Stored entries
————

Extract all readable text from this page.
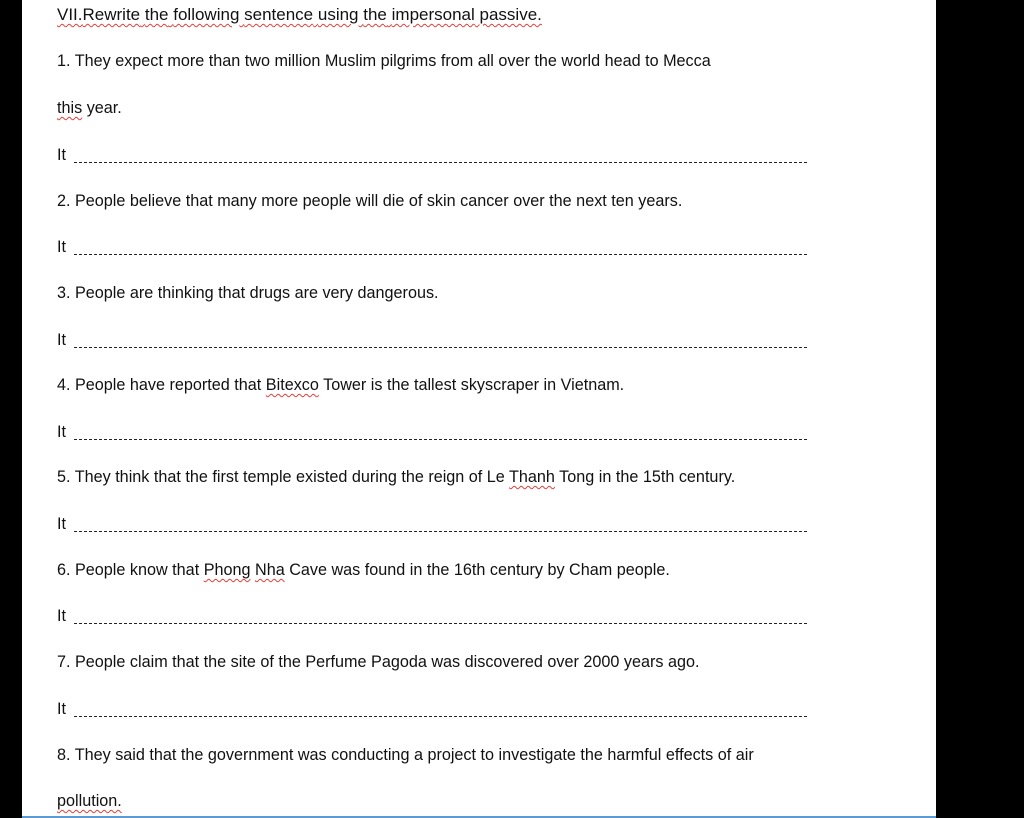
VII.Rewrite the following sentence using the impersonal passive.
1. They expect more than two million Muslim pilgrims from all over the world head to Mecca
this year.
It
2. People believe that many more people will die of skin cancer over the next ten years.
It
3. People are thinking that drugs are very dangerous.
It
4. People have reported that Bitexco Tower is the tallest skyscraper in Vietnam.
It
5. They think that the first temple existed during the reign of Le Thanh Tong in the 15th century.
It
6. People know that Phong Nha Cave was found in the 16th century by Cham people.
It
7. People claim that the site of the Perfume Pagoda was discovered over 2000 years ago.
It
8. They said that the government was conducting a project to investigate the harmful effects of air
pollution.
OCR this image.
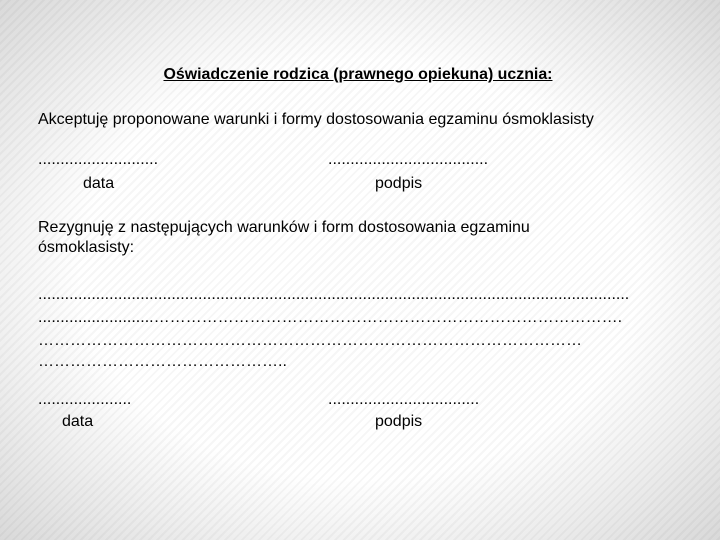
Oświadczenie rodzica (prawnego opiekuna) ucznia:
Akceptuję proponowane warunki i formy dostosowania egzaminu ósmoklasisty
...........................
data
....................................
podpis
Rezygnuję z następujących warunków i form dostosowania egzaminu
ósmoklasisty:
.....................................................................................................................................
..........................…………………………………………………………………………….
…………………………………………………………………………………………
………………………………………..
.....................
data
..................................
podpis
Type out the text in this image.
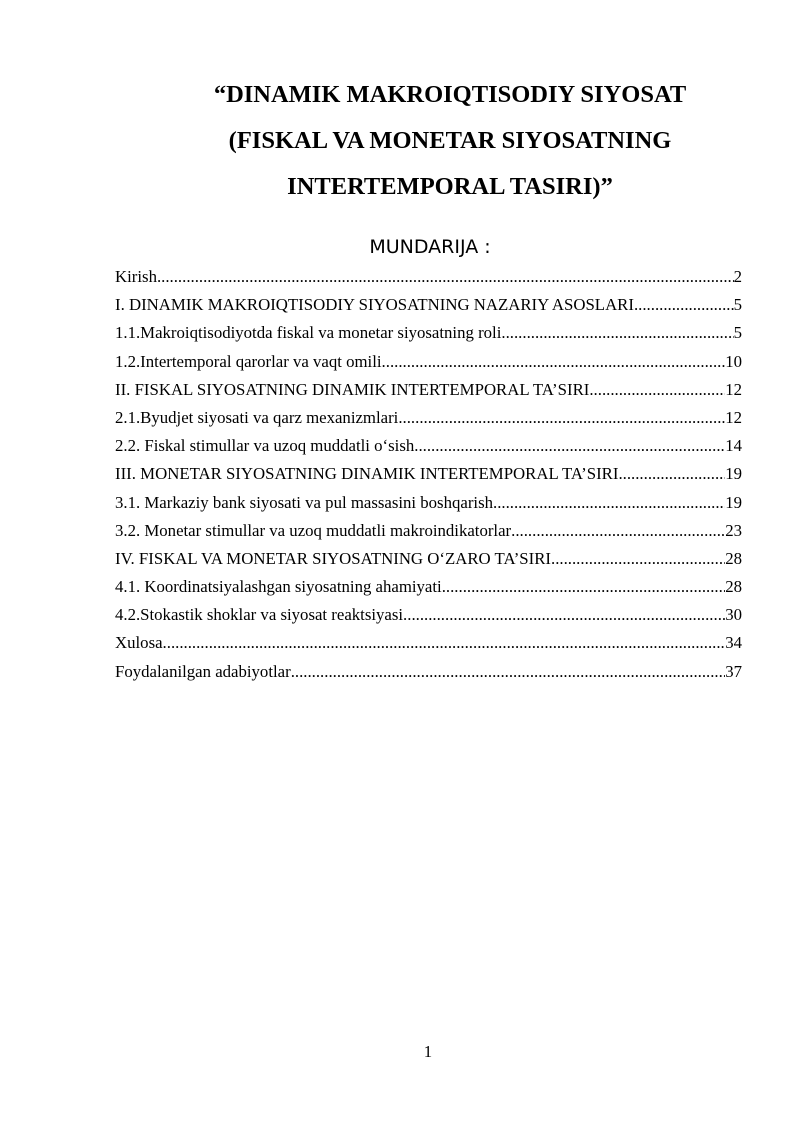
“DINAMIK MAKROIQTISODIY SIYOSAT
(FISKAL VA MONETAR SIYOSATNING
INTERTEMPORAL TASIRI)”
MUNDARIJA :
Kirish .....	2
I. DINAMIK MAKROIQTISODIY SIYOSATNING NAZARIY ASOSLARI .....	5
1.1.Makroiqtisodiyotda fiskal va monetar siyosatning roli .....	5
1.2.Intertemporal qarorlar va vaqt omili .....	10
II. FISKAL SIYOSATNING DINAMIK INTERTEMPORAL TA’SIRI .....	12
2.1.Byudjet siyosati va qarz mexanizmlari .....	12
2.2. Fiskal stimullar va uzoq muddatli o‘sish .....	14
III. MONETAR SIYOSATNING DINAMIK INTERTEMPORAL TA’SIRI .....	19
3.1. Markaziy bank siyosati va pul massasini boshqarish .....	19
3.2. Monetar stimullar va uzoq muddatli makroindikatorlar .....	23
IV. FISKAL VA MONETAR SIYOSATNING O‘ZARO TA’SIRI .....	28
4.1. Koordinatsiyalashgan siyosatning ahamiyati .....	28
4.2.Stokastik shoklar va siyosat reaktsiyasi .....	30
Xulosa .....	34
Foydalanilgan adabiyotlar .....	37
1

————

* The task *
Copy out all the data exactly; skip the pictures.

* Result of this exercise *
Extract all readable text from this page.
VII.Rewrite the following sentence using the impersonal passive.
1. They expect more than two million Muslim pilgrims from all over the world head to Mecca
this year.
It
2. People believe that many more people will die of skin cancer over the next ten years.
It
3. People are thinking that drugs are very dangerous.
It
4. People have reported that Bitexco Tower is the tallest skyscraper in Vietnam.
It
5. They think that the first temple existed during the reign of Le Thanh Tong in the 15th century.
It
6. People know that Phong Nha Cave was found in the 16th century by Cham people.
It
7. People claim that the site of the Perfume Pagoda was discovered over 2000 years ago.
It
8. They said that the government was conducting a project to investigate the harmful effects of air
pollution.
OCR this image.
Oświadczenie rodzica (prawnego opiekuna) ucznia:
Akceptuję proponowane warunki i formy dostosowania egzaminu ósmoklasisty
...........................
data
....................................
podpis
Rezygnuję z następujących warunków i form dostosowania egzaminu
ósmoklasisty:
.....................................................................................................................................
..........................…………………………………………………………………………….
…………………………………………………………………………………………
………………………………………..
.....................
data
..................................
podpis
Type out the text in this image.
“DINAMIK MAKROIQTISODIY SIYOSAT
(FISKAL VA MONETAR SIYOSATNING
INTERTEMPORAL TASIRI)”
MUNDARIJA :
Kirish .....	2
I. DINAMIK MAKROIQTISODIY SIYOSATNING NAZARIY ASOSLARI .....	5
1.1.Makroiqtisodiyotda fiskal va monetar siyosatning roli .....	5
1.2.Intertemporal qarorlar va vaqt omili .....	10
II. FISKAL SIYOSATNING DINAMIK INTERTEMPORAL TA’SIRI .....	12
2.1.Byudjet siyosati va qarz mexanizmlari .....	12
2.2. Fiskal stimullar va uzoq muddatli o‘sish .....	14
III. MONETAR SIYOSATNING DINAMIK INTERTEMPORAL TA’SIRI .....	19
3.1. Markaziy bank siyosati va pul massasini boshqarish .....	19
3.2. Monetar stimullar va uzoq muddatli makroindikatorlar .....	23
IV. FISKAL VA MONETAR SIYOSATNING O‘ZARO TA’SIRI .....	28
4.1. Koordinatsiyalashgan siyosatning ahamiyati .....	28
4.2.Stokastik shoklar va siyosat reaktsiyasi .....	30
Xulosa .....	34
Foydalanilgan adabiyotlar .....	37
1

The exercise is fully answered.